§ YOUR INSTRUCTIONS: Please set down these items word for word, beginning at the line that has "x-tick-label: Single (124, 366, 154, 376)" and stopping after the line that has "y-tick-label: 50 (76, 190, 88, 198)".
--- start of EXERCISE INPUT ---
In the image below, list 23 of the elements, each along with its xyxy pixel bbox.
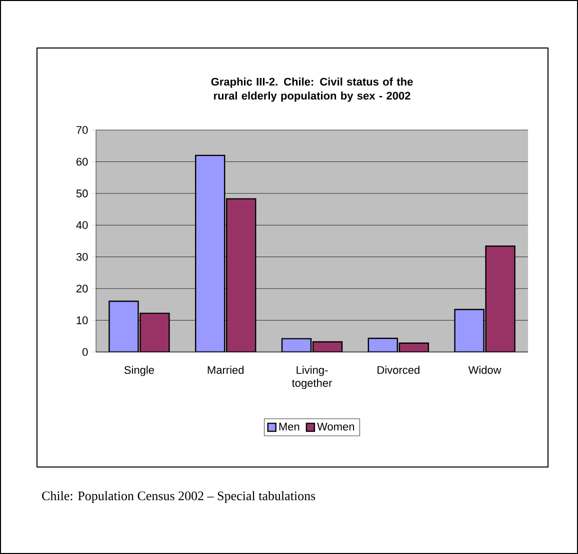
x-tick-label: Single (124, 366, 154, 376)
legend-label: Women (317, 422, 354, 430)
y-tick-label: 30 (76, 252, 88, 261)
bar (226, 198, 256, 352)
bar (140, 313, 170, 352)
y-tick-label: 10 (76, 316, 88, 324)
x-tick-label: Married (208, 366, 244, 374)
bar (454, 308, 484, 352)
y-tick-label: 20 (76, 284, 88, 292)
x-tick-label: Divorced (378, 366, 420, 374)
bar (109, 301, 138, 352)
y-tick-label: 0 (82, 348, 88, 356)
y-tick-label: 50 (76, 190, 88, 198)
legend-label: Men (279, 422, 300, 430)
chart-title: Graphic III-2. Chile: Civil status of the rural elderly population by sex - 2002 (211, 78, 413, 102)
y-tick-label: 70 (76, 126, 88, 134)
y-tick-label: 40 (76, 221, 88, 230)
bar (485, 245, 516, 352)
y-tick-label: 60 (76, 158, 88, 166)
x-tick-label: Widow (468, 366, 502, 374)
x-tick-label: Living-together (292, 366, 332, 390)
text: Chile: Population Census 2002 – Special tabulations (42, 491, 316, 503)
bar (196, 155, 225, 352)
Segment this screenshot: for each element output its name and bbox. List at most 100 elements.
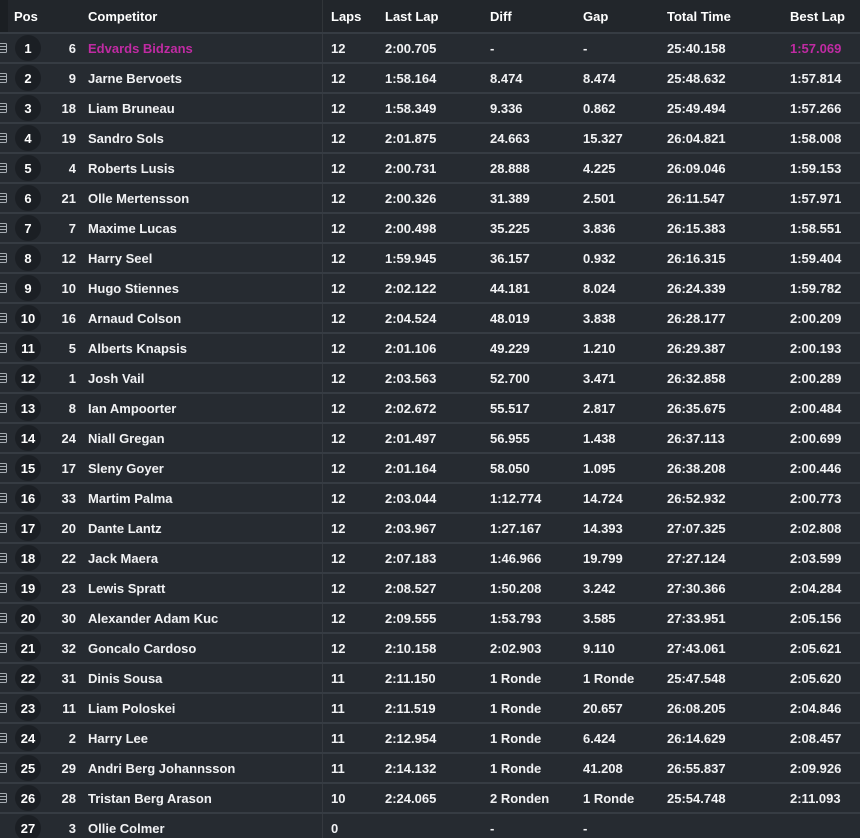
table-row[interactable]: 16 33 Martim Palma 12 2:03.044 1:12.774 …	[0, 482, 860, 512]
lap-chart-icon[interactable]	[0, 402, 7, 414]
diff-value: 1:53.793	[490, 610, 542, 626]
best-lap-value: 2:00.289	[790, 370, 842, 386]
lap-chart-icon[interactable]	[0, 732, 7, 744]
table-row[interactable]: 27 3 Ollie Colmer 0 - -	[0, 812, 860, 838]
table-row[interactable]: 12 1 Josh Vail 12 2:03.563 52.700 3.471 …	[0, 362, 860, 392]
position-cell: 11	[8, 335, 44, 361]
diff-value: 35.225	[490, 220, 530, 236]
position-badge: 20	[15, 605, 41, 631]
--- end of EXERCISE INPUT ---
§ COMPLETED EXERCISE:
x-tick-label: Single (124, 366, 154, 376)
legend-label: Women (317, 422, 354, 430)
y-tick-label: 30 (76, 252, 88, 261)
bar (226, 198, 256, 352)
bar (140, 313, 170, 352)
y-tick-label: 10 (76, 316, 88, 324)
x-tick-label: Married (208, 366, 244, 374)
bar (454, 308, 484, 352)
y-tick-label: 20 (76, 284, 88, 292)
x-tick-label: Divorced (378, 366, 420, 374)
bar (109, 301, 138, 352)
y-tick-label: 0 (82, 348, 88, 356)
y-tick-label: 50 (76, 190, 88, 198)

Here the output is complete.